[Begin Data in this exercise]

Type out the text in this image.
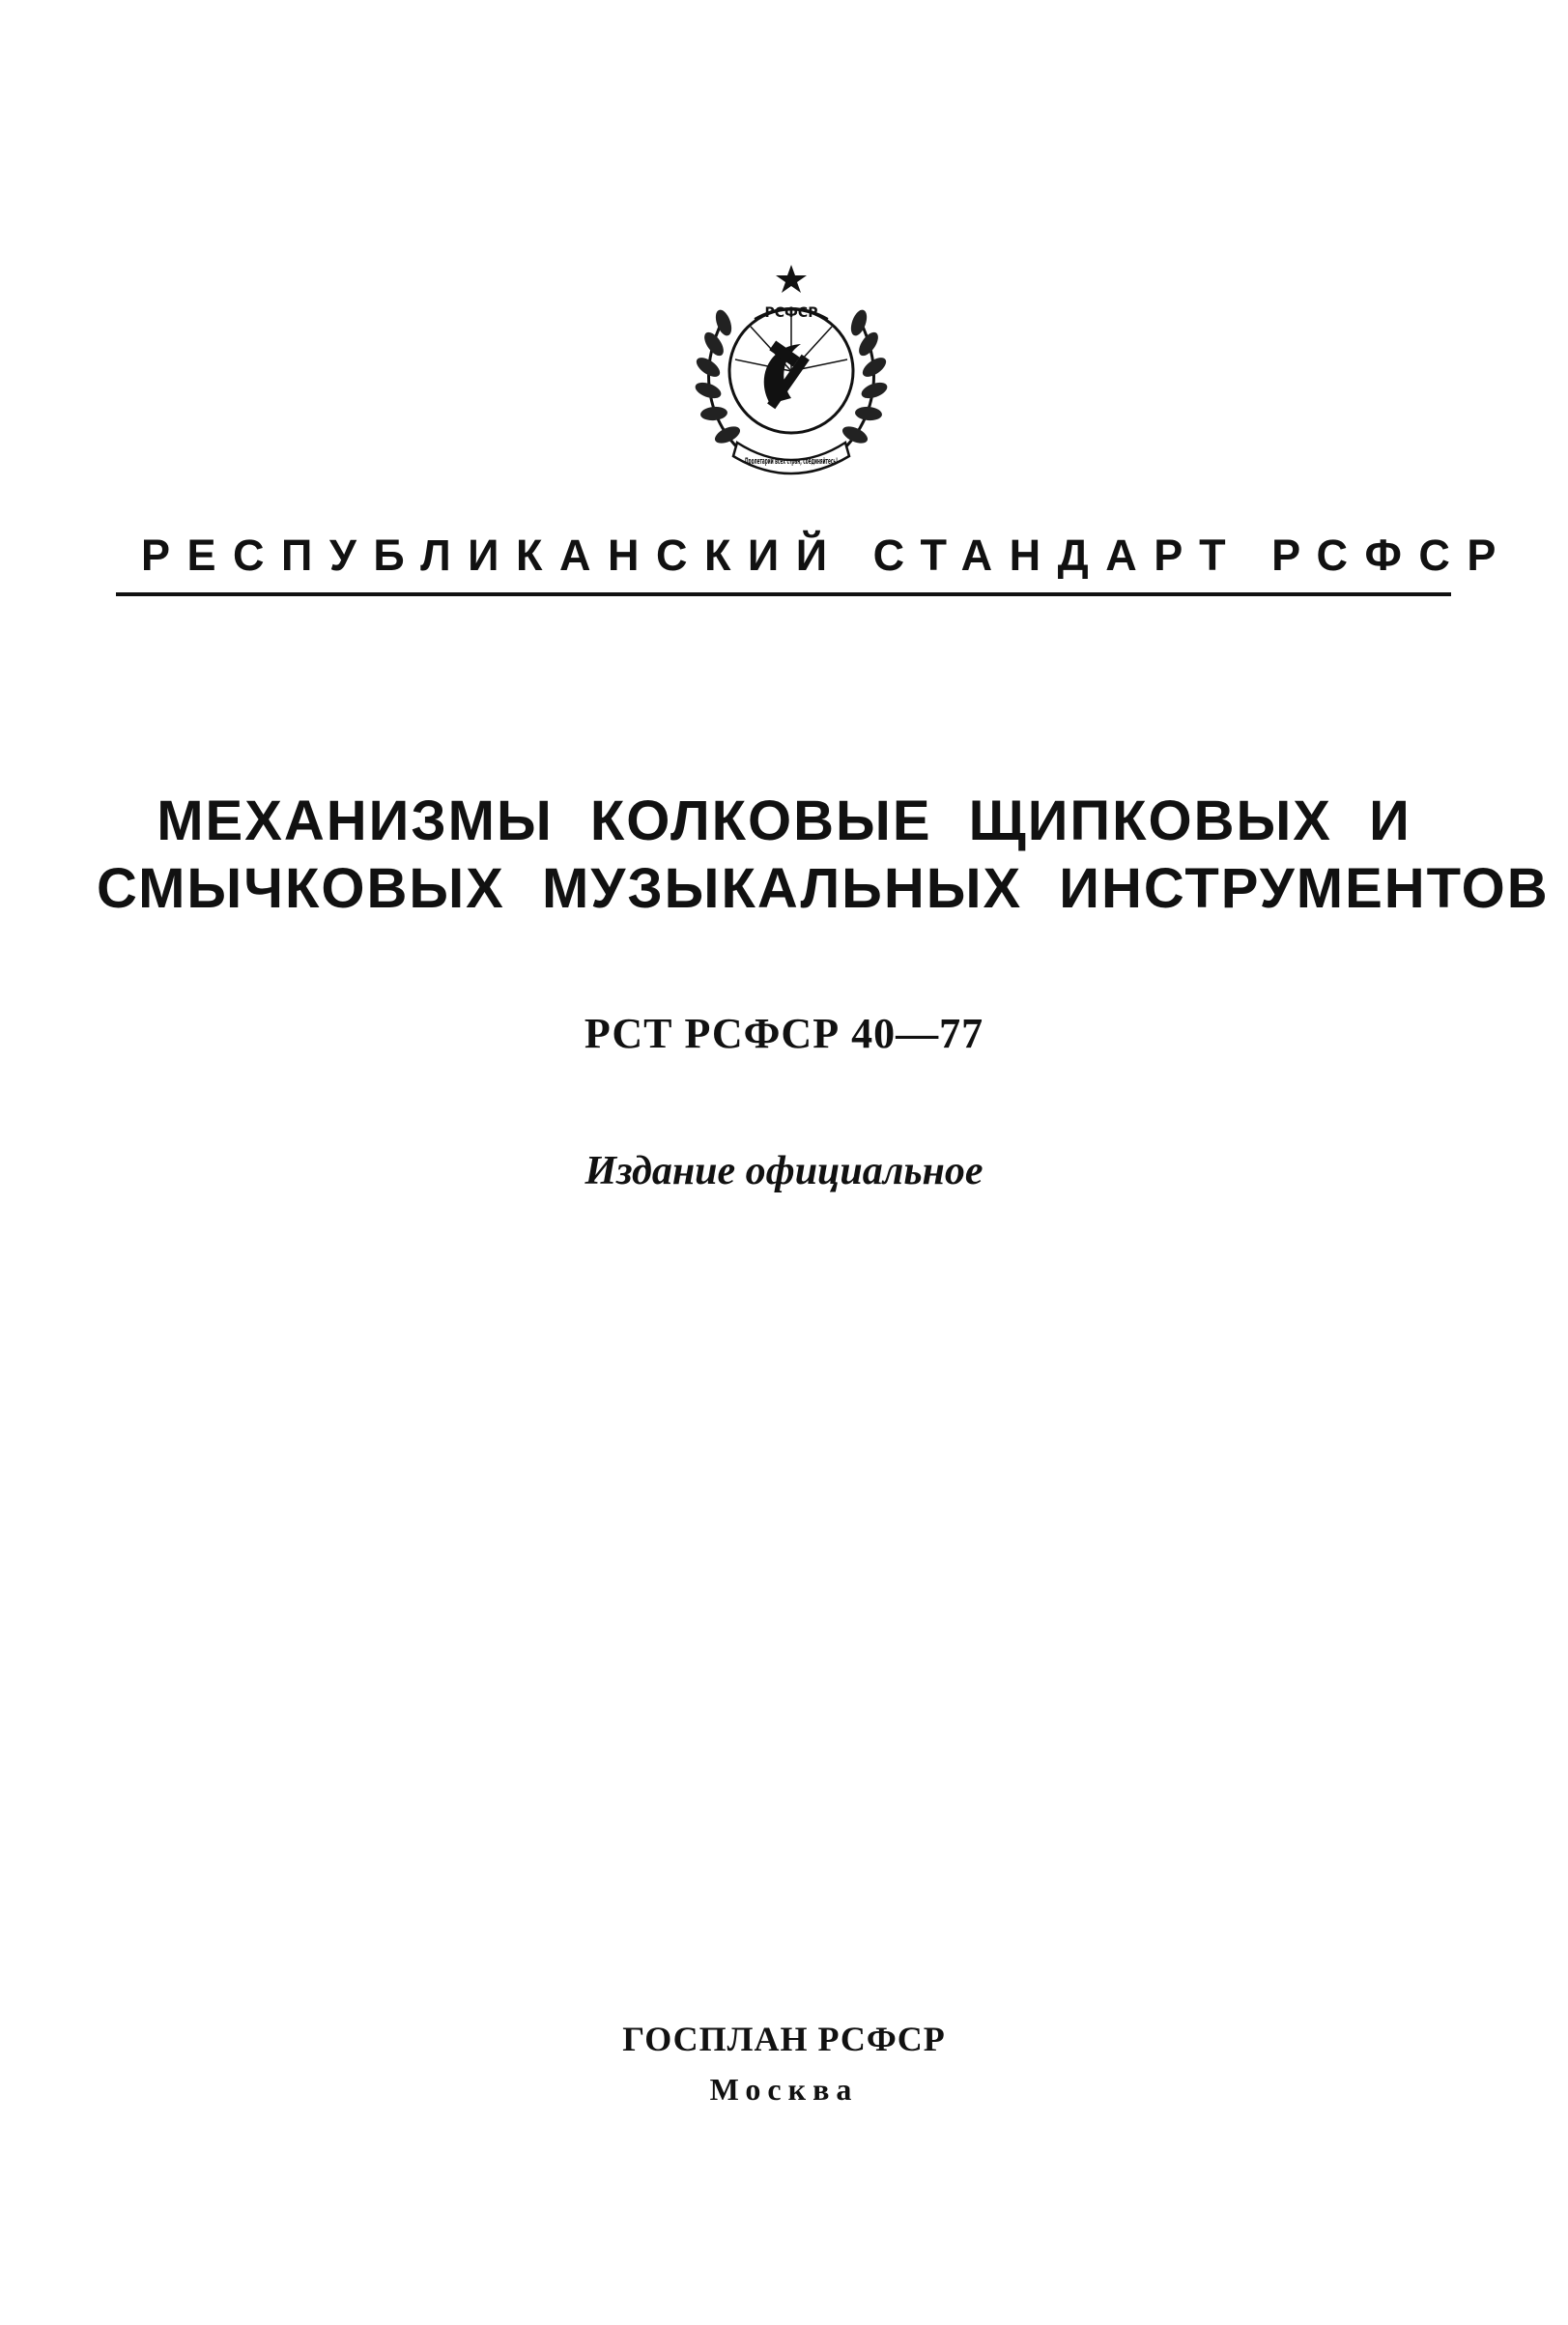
РСФСР
Пролетарии всех стран, соединяйтесь!
РЕСПУБЛИКАНСКИЙ СТАНДАРТ РСФСР
МЕХАНИЗМЫ КОЛКОВЫЕ ЩИПКОВЫХ И
СМЫЧКОВЫХ МУЗЫКАЛЬНЫХ ИНСТРУМЕНТОВ
РСТ РСФСР 40—77
Издание официальное
ГОСПЛАН РСФСР
Москва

[End Data in this exercise]

● Task statement
What is needed is an exact reproduction of the data, pictures excluded.

● Exercise result
Type out the text in this image.
РСФСР
Пролетарии всех стран, соединяйтесь!
РЕСПУБЛИКАНСКИЙ СТАНДАРТ РСФСР
МЕХАНИЗМЫ КОЛКОВЫЕ ЩИПКОВЫХ И
СМЫЧКОВЫХ МУЗЫКАЛЬНЫХ ИНСТРУМЕНТОВ
РСТ РСФСР 40—77
Издание официальное
ГОСПЛАН РСФСР
Москва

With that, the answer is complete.